→ **Kutipan Sumber**:
Indahnya ketika sakit karena difitnah, bila kita mampu merasakan penuh kerendahan….
Indahnya ketika sakit karena dihujat, bila kita bisa diam mengambil hikmah dari hujatan itu….
Karena
sesungguhnya sakit itu sendiri tidak ada, karena nampak sekali itu
adalah ujian Allah bagi hati yang terbuka! Akan tetapi ketika matahati
tertutup yang nampak bukan Tuhan yang memberi rahmat, akan tetapi yang
nampak orang yang menfitnah dan menghujat kita anggap sebagai lawan.
Jangan sekali-kali kita mempunyai lawan dan jangan sekali-kali menciptakan lawan!
Sekali
merasa mempunyai lawan terganjal sudah perjalananmu menuju kepada
Tuhanmu, maka orang selamat tidak punya lawan, ketika disakiti dia tidak
pernah membalas dan tidak pernah merasa itu adalah lawan.
Jangan
ada kebencian walaupun badai fitnah dihadapanmu! Jangan ada sakit hati
walaupun cacian menerpamu! Sekali merasa benci otomatis engkau telah
menciptakan lawan, dan besok diakhirat pasti akan ditemukan dan pasti
akan dituntut dan saling menuntut.
Sakitnya hati ini indah, kalau kita memandang bahwa semua itu skenario Tuhan, kita harus tunduk dengan sakit itu.
Ingat dan perhatikan…!!!
Satu
langkah itu diatur, bukan langkah kita akan tetapi aturan Tuhan,
langkah kita adalah sunnatullah bukan kita yang melangkah karena kita
ini tidak ada sebab kita ini adalah ciptaan dan tidak mampu melangkah.
Masya Allah… begitu berat hidup itu!!!
Dibalik
itu hikmah sungguh besar tapi nafsu yang melarang untuk menerima hikmah
yang datang dari fitnahan itu, dan itu harus diperangi.
Ketika
kita disakiti paksa untuk menerima, paksa untuk mengalah, paksa untuk
diam jangan kau perbolehkan nafsu andil ikut bersemayam didalam hatimu,
karena orang yang berfikir jernih pandangannya hanya Tuhannya!
***
Ingatkah kisah khalifah Umar Bin Khattab ketika mendapat cacian dan fitnaan dari janda tua?

→ **Bahan yang Disediakan**:
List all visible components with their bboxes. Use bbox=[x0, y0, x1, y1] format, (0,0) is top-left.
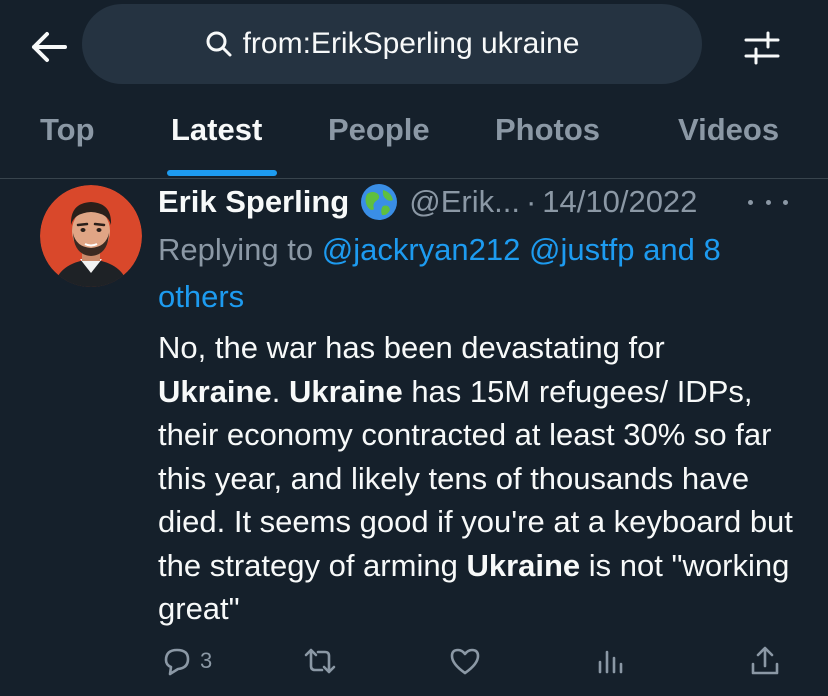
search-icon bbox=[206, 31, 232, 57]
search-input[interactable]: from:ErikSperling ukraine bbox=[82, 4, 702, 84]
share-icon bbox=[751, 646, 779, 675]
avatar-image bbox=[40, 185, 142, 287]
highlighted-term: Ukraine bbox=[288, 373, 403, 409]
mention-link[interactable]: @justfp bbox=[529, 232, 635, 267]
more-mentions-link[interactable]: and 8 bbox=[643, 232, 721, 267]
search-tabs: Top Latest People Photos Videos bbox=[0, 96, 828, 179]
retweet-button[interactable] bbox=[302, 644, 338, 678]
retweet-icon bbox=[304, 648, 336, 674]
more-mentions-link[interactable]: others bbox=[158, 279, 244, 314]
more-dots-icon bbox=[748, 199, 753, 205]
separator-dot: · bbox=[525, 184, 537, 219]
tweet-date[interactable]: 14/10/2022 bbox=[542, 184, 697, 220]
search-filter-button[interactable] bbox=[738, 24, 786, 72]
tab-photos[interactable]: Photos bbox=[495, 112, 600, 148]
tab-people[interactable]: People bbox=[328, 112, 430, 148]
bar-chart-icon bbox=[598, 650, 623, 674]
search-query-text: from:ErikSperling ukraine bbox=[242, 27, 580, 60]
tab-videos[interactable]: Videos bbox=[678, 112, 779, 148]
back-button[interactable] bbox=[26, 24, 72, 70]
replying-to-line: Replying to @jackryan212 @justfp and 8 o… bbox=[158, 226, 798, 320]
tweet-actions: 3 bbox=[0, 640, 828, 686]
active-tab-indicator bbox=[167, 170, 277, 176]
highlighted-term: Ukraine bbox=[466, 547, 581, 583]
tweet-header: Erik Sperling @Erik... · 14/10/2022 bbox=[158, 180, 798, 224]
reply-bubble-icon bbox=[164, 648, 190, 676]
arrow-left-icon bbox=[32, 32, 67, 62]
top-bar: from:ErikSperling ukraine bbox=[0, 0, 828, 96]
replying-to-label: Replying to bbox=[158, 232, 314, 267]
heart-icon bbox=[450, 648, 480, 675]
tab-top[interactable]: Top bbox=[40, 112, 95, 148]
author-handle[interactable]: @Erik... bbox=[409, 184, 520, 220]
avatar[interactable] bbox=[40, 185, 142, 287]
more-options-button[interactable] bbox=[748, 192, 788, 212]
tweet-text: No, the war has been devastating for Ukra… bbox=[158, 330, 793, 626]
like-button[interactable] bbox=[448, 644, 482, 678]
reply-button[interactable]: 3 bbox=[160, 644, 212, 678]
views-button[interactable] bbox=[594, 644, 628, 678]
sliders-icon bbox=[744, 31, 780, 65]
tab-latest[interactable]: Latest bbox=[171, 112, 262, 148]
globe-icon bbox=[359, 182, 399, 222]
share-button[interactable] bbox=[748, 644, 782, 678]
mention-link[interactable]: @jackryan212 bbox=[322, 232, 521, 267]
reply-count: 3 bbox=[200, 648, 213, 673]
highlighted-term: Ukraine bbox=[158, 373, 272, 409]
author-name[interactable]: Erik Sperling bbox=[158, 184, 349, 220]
* * *
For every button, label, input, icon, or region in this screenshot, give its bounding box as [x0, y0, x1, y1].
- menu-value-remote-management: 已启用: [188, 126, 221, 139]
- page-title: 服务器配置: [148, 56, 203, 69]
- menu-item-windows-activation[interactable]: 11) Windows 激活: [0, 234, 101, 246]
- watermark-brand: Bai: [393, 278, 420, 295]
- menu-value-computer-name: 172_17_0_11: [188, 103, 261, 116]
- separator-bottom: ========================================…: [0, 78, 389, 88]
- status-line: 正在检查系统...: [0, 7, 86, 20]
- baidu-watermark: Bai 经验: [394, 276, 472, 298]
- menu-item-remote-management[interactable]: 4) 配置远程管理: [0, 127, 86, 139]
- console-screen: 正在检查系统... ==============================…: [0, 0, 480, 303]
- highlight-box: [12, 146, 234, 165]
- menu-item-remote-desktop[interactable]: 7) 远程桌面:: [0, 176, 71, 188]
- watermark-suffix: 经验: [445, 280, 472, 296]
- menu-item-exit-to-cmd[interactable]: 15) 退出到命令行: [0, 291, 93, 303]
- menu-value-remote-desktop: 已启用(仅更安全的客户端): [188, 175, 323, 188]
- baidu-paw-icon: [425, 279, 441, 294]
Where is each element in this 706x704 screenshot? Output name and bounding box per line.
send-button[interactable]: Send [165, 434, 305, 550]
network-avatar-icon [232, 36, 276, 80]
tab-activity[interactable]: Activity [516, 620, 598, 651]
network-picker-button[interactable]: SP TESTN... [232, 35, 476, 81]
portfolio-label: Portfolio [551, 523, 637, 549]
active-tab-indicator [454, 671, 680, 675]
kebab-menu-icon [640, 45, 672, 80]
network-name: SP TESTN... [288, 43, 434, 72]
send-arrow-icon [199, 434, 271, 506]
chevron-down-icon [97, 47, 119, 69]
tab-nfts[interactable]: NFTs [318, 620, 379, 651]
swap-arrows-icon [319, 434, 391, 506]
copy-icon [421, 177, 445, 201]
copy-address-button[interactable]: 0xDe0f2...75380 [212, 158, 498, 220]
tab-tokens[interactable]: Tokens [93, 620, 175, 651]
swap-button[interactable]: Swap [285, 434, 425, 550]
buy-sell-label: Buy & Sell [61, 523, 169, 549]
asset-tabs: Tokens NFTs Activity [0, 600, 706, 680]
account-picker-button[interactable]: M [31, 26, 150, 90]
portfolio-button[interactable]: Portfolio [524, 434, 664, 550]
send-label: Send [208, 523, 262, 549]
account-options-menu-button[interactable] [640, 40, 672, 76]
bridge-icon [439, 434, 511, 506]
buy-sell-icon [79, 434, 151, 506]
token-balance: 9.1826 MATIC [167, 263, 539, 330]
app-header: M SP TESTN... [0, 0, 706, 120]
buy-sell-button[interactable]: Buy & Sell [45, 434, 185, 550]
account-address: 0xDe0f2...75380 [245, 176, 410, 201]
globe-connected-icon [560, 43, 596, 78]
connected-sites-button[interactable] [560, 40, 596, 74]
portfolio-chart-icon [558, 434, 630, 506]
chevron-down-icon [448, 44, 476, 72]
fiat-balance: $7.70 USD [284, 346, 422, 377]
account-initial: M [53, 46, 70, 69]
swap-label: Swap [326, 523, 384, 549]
* * *
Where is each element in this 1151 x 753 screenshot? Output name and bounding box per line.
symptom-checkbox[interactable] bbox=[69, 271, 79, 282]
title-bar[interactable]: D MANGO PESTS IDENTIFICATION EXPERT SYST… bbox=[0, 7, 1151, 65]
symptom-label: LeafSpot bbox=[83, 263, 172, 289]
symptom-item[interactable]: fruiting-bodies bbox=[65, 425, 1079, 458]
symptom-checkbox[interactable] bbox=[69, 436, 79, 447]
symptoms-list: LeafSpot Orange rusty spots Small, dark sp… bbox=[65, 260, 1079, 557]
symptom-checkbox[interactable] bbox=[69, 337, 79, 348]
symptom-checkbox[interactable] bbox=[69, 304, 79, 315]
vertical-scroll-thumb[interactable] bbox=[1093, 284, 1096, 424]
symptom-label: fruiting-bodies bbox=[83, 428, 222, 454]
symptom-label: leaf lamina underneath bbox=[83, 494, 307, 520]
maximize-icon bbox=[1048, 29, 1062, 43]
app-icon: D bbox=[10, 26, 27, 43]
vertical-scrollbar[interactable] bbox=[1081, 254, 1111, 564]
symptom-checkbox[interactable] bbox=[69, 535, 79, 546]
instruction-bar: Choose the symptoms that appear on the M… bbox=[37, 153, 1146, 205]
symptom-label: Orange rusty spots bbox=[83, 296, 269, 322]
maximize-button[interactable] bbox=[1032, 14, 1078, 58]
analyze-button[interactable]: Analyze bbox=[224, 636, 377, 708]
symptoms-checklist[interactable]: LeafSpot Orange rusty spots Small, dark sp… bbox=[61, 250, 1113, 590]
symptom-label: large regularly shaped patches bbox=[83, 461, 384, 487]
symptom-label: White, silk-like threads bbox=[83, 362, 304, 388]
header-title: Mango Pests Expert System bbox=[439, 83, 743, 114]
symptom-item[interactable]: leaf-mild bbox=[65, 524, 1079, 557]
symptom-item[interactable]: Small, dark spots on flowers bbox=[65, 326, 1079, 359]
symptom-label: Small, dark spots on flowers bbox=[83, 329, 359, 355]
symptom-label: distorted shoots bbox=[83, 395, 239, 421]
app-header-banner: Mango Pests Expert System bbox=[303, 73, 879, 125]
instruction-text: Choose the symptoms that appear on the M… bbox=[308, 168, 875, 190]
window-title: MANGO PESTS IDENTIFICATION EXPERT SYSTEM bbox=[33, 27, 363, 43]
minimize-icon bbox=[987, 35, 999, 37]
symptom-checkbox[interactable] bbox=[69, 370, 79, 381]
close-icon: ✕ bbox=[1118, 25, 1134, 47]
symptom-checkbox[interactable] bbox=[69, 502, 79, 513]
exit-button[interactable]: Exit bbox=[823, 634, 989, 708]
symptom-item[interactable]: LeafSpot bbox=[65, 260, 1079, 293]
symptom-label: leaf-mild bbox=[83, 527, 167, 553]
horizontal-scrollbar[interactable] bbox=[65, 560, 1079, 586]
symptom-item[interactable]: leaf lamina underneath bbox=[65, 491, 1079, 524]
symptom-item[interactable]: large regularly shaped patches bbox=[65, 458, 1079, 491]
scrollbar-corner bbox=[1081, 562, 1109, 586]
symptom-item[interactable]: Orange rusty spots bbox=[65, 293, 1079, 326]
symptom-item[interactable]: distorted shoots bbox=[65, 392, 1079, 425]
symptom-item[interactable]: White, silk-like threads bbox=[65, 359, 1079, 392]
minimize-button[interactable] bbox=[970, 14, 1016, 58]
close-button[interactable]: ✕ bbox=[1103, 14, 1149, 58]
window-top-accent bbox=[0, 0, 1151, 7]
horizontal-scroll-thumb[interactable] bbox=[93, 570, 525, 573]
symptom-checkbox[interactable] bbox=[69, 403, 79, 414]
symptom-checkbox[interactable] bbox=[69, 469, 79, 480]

→ **Ketentuan Tugas**:
**a)** Menurut kutipan sumber, apa yang dilakukan orang selamat ketika disakiti?
**b)** Salin persis bagian kutipan sumber yang dimulai dari "Indahnya ketika sakit karena dihujat, bila" dan berakhir pada "itu adalah lawan.".

→ **Jawaban per Tugas**:
**a)** Ia tidak pernah membalas dan tidak pernah merasa itu adalah lawan.

**b)**
Indahnya ketika sakit karena dihujat, bila kita bisa diam mengambil hikmah dari hujatan itu….
Karena
sesungguhnya sakit itu sendiri tidak ada, karena nampak sekali itu
adalah ujian Allah bagi hati yang terbuka! Akan tetapi ketika matahati
tertutup yang nampak bukan Tuhan yang memberi rahmat, akan tetapi yang
nampak orang yang menfitnah dan menghujat kita anggap sebagai lawan.
Jangan sekali-kali kita mempunyai lawan dan jangan sekali-kali menciptakan lawan!
Sekali
merasa mempunyai lawan terganjal sudah perjalananmu menuju kepada
Tuhanmu, maka orang selamat tidak punya lawan, ketika disakiti dia tidak
pernah membalas dan tidak pernah merasa itu adalah lawan.